Items from a dataset:
## START

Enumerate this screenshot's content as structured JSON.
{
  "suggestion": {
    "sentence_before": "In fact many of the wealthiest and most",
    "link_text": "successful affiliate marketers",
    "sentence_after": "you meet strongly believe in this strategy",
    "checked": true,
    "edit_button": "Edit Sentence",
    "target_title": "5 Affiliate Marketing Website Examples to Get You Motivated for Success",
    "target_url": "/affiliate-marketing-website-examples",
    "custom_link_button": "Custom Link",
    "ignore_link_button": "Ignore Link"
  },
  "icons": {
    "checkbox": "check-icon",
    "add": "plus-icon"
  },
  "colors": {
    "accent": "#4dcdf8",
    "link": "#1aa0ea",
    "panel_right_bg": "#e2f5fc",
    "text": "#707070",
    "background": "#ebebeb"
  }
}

## END

What you have to do: Would you restate each of the entries word for word?

Output of the task:
Enumerate this screenshot's content as structured JSON.
{
  "suggestion": {
    "sentence_before": "In fact many of the wealthiest and most",
    "link_text": "successful affiliate marketers",
    "sentence_after": "you meet strongly believe in this strategy",
    "checked": true,
    "edit_button": "Edit Sentence",
    "target_title": "5 Affiliate Marketing Website Examples to Get You Motivated for Success",
    "target_url": "/affiliate-marketing-website-examples",
    "custom_link_button": "Custom Link",
    "ignore_link_button": "Ignore Link"
  },
  "icons": {
    "checkbox": "check-icon",
    "add": "plus-icon"
  },
  "colors": {
    "accent": "#4dcdf8",
    "link": "#1aa0ea",
    "panel_right_bg": "#e2f5fc",
    "text": "#707070",
    "background": "#ebebeb"
  }
}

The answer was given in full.